╭─ Rows
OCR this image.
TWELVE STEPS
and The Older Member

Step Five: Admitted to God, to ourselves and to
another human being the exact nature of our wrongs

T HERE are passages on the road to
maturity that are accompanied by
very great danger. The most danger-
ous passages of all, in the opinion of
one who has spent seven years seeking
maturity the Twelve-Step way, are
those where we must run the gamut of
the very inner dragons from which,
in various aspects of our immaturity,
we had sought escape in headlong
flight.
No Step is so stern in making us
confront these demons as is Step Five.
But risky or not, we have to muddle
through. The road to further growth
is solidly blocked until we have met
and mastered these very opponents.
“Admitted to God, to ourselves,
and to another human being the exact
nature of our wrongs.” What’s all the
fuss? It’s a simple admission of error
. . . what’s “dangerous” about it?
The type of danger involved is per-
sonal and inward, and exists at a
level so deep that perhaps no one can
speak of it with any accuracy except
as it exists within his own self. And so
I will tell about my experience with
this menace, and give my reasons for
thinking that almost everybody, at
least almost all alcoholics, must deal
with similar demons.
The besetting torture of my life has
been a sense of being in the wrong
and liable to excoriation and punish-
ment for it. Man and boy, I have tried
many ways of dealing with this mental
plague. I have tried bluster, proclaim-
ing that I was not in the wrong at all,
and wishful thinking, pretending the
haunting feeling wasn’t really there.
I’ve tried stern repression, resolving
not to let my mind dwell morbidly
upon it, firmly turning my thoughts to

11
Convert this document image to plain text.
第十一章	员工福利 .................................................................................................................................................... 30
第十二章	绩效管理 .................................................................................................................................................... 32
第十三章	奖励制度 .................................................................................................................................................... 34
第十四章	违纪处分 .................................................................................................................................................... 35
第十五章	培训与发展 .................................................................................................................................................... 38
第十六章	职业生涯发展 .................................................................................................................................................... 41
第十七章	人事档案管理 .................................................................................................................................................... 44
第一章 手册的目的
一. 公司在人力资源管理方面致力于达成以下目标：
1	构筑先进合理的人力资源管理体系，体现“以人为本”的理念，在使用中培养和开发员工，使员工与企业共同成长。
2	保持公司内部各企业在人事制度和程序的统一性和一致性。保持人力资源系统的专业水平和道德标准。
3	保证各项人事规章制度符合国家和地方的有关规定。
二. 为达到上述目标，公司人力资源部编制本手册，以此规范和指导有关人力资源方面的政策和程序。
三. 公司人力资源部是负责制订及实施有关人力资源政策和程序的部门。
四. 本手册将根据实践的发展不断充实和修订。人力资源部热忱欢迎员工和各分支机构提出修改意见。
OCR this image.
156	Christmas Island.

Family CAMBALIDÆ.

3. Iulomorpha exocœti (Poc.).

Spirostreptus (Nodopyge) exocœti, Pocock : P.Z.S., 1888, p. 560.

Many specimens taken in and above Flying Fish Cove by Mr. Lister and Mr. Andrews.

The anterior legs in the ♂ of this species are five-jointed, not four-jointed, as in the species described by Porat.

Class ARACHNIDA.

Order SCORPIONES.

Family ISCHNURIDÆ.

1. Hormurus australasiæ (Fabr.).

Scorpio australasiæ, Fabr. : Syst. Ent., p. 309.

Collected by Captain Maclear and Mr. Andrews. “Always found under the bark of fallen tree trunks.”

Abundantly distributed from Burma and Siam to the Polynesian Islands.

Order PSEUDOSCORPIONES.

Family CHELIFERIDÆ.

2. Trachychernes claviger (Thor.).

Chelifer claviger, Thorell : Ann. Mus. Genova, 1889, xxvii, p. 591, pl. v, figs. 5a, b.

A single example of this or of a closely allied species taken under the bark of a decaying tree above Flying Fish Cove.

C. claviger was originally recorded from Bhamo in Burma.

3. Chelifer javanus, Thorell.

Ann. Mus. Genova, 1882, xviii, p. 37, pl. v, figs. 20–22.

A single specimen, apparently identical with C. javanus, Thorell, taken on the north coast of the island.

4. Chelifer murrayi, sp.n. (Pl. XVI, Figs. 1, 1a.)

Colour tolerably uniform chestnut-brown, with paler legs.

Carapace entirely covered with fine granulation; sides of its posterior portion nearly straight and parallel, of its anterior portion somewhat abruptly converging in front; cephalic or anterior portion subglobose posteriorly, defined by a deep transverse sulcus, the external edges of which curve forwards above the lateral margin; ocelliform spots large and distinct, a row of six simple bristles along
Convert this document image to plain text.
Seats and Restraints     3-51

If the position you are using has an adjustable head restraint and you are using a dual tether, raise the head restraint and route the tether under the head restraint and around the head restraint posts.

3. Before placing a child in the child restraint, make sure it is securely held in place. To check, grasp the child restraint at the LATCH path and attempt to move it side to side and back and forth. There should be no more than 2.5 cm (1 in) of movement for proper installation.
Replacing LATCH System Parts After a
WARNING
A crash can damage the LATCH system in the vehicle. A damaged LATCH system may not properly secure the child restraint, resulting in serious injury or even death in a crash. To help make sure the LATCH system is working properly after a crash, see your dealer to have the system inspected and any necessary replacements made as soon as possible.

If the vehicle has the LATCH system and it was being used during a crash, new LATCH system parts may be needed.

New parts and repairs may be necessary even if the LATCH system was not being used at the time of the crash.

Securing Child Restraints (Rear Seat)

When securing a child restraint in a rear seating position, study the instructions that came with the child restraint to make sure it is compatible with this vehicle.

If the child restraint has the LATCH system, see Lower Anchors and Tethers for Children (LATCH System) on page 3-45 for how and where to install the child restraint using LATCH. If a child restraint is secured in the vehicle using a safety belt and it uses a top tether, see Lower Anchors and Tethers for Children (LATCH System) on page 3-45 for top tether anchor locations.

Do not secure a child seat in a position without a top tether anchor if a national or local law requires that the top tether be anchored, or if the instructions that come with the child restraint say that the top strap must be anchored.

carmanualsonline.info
╰─
Task details » Extract each line holding the word "instructions" from the records.

Full output »
When securing a child restraint in a rear seating position, study the instructions that came with the child restraint to make sure it is compatible with this vehicle.
Do not secure a child seat in a position without a top tether anchor if a national or local law requires that the top tether be anchored, or if the instructions that come with the child restraint say that the top strap must be anchored.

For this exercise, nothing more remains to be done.